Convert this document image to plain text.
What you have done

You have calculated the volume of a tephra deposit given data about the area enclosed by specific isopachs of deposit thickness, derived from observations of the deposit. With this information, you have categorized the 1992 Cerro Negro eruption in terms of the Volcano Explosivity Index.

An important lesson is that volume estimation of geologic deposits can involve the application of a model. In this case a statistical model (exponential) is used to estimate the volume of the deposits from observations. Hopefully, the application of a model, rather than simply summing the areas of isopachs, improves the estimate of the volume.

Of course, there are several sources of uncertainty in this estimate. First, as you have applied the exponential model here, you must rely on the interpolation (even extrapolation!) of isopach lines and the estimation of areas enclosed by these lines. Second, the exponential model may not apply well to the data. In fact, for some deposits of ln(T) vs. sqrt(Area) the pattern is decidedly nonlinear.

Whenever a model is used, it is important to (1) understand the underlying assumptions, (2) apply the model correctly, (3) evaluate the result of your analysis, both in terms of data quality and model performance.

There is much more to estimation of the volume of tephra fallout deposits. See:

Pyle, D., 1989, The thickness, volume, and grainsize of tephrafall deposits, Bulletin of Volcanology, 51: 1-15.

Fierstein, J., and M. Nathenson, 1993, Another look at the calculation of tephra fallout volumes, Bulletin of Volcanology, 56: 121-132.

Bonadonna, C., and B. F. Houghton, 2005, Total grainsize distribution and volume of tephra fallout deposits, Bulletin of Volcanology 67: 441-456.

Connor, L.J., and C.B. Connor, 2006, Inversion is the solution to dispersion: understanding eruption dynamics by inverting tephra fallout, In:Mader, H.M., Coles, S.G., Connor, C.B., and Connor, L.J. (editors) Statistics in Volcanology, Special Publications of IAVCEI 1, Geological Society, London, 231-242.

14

============================================================

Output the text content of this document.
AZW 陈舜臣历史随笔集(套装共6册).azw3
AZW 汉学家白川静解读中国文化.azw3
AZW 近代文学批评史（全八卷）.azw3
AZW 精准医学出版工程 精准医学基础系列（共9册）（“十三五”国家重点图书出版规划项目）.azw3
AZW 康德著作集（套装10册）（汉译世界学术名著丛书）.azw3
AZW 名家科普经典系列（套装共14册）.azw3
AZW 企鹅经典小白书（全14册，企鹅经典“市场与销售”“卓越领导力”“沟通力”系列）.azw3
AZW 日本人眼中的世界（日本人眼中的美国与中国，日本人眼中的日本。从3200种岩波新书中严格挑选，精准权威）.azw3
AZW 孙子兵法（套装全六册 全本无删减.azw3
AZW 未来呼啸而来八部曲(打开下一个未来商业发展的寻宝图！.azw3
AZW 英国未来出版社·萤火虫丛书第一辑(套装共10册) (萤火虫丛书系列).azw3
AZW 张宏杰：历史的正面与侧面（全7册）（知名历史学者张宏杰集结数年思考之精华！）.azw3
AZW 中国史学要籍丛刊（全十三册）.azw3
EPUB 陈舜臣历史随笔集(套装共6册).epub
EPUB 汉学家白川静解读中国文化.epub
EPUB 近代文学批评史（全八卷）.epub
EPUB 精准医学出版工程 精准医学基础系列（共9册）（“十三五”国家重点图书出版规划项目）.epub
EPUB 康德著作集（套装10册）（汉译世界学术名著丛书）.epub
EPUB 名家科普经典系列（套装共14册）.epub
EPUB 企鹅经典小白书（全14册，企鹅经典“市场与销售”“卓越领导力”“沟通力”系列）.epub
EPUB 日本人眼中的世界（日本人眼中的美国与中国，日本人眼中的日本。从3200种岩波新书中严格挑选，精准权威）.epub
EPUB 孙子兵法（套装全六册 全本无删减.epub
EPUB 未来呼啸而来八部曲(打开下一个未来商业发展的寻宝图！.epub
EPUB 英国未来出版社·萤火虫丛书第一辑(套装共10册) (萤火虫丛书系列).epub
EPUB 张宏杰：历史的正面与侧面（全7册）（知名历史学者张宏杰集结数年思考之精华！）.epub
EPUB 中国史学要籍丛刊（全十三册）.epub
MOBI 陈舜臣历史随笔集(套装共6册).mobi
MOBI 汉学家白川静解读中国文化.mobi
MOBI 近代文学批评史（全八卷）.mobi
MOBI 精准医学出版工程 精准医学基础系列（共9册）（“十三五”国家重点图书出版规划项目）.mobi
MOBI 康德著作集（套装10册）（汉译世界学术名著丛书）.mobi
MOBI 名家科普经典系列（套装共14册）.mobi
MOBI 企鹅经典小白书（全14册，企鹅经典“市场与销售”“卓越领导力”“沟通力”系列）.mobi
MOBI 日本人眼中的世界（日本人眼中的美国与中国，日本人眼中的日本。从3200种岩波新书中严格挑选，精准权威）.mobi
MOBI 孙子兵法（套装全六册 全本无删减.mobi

============================================================

**WHAT YOU HAVE TO DO:** Using the listing, copy every line where the word "enclosed" shows up.

**ANSWER FOR THIS EXERCISE:**
You have calculated the volume of a tephra deposit given data about the area enclosed by specific isopachs of deposit thickness, derived from observations of the deposit. With this information, you have categorized the 1992 Cerro Negro eruption in terms of the Volcano Explosivity Index.
Of course, there are several sources of uncertainty in this estimate. First, as you have applied the exponential model here, you must rely on the interpolation (even extrapolation!) of isopach lines and the estimation of areas enclosed by these lines. Second, the exponential model may not apply well to the data. In fact, for some deposits of ln(T) vs. sqrt(Area) the pattern is decidedly nonlinear.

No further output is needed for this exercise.